#### Objective
List each thing the reviewers say they love in the Sonos app review below.

*** Text provided ***

Whenever anything changes there is always a recoil as you learn to adapt to the thing that is now very different to how it was yesterday.

Good design normally guides you through the transition allowing you to embrace change, and educating you along the way.

Sonos hasn't taken that approach here, and the result is one that many will find themselves recoiling from too much in first 10 minutes as they try to understand what has changed and how to embrace those changes.

Once you do work out that words are in some cases buttons or that pressing an icon that looks like nothing you know already is a menu to another system, then the app makes sense and is a joy to use.

We love the universal search, the design, and the fact that is it now a lot more in keeping with the iOS operating system it is being used on.

For Android users, be prepared to see what it is like to use iOS 7. This app is a vast difference from what you use on Android day to day and it takes no design queue from Google at all. But then we know that you'll probably be used to not having apps stick to a cohesive design language anyway.

Yes there are improvements we would still like. The Sonos controller app is still a tool to helping you listen to music, not one that will help you discover that music for you. Spotify still doesn't have an artist radio feature for example in the app.

Sonos has said that new features are coming and that this update is all about putting the foundations in place for bigger, better things.

Let us hope that by the time the app is launched, in April, there is a quick tutorial to show you what all those new buttons are, else you'll find that you'll be scratching your head a lot to start with.

*** Data section ***

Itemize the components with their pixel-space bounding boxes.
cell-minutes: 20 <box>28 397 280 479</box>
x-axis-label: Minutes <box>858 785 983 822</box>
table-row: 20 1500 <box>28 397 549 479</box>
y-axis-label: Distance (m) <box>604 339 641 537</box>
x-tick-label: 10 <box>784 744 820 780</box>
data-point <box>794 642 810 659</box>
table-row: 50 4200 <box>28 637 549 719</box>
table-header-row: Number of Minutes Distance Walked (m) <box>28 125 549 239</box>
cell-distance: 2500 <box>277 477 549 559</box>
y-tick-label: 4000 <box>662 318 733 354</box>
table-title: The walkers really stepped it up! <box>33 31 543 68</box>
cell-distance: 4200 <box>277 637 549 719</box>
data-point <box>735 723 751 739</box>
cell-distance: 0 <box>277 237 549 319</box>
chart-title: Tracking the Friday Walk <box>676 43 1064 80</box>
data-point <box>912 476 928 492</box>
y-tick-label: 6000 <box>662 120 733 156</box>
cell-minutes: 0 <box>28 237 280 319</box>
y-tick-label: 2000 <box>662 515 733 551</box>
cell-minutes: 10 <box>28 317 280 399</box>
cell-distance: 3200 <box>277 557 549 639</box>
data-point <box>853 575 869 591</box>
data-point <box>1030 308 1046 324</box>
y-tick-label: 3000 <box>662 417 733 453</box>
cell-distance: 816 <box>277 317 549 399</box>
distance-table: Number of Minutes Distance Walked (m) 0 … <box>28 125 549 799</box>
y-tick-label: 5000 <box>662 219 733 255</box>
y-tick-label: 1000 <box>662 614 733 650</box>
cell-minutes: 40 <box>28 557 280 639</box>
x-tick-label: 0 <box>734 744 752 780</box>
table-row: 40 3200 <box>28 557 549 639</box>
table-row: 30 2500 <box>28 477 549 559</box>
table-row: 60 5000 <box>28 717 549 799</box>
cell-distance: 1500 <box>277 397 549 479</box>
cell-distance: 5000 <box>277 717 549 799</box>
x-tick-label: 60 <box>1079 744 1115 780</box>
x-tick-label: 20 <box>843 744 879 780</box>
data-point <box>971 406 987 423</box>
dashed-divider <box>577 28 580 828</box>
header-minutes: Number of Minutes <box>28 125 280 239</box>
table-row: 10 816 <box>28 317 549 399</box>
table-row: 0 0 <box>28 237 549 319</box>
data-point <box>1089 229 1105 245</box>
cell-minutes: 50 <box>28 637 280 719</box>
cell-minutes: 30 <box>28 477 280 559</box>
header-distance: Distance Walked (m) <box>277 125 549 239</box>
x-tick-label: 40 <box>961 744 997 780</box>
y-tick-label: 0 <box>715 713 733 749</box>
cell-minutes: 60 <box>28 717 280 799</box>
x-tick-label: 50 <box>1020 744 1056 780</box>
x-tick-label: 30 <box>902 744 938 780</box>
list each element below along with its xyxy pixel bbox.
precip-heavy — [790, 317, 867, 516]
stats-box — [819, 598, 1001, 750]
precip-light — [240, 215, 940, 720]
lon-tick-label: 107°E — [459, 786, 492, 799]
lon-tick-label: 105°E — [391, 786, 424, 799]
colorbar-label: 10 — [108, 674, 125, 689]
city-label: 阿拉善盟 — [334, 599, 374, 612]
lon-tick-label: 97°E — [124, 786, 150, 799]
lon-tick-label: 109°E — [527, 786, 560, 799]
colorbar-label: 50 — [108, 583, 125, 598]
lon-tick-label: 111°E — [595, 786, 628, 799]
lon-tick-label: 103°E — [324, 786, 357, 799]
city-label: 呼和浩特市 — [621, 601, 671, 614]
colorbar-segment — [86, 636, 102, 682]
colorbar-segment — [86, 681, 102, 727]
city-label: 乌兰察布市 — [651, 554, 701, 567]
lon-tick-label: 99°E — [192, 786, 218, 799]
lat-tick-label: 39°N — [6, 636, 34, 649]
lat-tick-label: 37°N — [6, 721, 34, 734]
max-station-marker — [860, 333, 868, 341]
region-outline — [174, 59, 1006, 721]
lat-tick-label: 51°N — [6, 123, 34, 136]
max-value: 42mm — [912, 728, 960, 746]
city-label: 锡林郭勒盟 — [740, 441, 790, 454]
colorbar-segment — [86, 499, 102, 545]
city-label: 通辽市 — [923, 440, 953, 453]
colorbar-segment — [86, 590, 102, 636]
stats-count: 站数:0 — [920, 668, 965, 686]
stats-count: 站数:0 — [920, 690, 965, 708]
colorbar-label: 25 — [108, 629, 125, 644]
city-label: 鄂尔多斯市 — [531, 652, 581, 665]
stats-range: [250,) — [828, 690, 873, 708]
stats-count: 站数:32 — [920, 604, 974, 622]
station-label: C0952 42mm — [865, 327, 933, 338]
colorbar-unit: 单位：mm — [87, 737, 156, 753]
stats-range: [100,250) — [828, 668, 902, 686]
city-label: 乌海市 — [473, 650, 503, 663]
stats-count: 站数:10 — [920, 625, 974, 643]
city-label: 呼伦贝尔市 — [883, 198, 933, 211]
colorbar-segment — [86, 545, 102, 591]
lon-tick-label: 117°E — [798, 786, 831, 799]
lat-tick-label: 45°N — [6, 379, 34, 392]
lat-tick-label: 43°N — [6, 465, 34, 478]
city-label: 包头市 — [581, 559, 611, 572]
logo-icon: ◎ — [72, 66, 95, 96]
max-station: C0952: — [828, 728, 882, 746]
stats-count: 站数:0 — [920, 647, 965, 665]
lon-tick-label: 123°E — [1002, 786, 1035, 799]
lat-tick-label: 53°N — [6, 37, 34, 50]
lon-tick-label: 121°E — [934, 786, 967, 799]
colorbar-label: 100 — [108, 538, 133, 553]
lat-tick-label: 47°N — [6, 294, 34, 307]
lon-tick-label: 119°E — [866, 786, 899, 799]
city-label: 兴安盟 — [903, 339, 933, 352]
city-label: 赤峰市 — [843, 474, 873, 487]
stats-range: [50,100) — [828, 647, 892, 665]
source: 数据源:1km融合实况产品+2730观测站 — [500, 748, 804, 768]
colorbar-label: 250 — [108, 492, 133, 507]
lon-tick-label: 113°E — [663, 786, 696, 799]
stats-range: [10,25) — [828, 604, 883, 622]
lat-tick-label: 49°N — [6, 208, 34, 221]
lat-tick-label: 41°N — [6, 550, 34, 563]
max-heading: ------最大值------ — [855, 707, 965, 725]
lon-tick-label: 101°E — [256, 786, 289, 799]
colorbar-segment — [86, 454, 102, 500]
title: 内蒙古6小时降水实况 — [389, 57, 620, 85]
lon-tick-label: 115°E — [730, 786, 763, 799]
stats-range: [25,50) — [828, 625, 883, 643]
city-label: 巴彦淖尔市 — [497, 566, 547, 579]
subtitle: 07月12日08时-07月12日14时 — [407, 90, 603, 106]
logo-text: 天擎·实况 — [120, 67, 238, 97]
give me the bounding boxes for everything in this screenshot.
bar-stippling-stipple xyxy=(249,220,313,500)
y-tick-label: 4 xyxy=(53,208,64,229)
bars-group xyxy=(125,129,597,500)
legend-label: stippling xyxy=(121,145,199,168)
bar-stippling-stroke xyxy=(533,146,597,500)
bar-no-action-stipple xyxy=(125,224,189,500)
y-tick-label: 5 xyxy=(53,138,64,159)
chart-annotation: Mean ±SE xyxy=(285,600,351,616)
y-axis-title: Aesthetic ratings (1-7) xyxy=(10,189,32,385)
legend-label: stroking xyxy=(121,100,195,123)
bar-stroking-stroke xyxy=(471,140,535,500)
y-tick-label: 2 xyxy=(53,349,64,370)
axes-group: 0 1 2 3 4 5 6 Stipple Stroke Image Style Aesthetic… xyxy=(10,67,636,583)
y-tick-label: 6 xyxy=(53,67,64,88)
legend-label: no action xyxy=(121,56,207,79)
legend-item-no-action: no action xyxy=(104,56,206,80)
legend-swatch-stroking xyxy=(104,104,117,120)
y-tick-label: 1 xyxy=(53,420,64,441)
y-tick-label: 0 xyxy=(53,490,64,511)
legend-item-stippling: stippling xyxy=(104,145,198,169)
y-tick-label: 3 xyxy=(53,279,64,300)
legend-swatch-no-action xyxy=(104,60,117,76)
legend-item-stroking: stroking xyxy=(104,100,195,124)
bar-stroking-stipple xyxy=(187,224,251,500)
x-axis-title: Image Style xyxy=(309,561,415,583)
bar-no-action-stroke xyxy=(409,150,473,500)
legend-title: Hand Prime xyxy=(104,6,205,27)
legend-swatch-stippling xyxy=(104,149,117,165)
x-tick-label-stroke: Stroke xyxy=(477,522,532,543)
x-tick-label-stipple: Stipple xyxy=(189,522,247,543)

***

#### Reply
- The universal search
- The design
- The fact that it is now a lot more in keeping with the iOS operating system it is being used on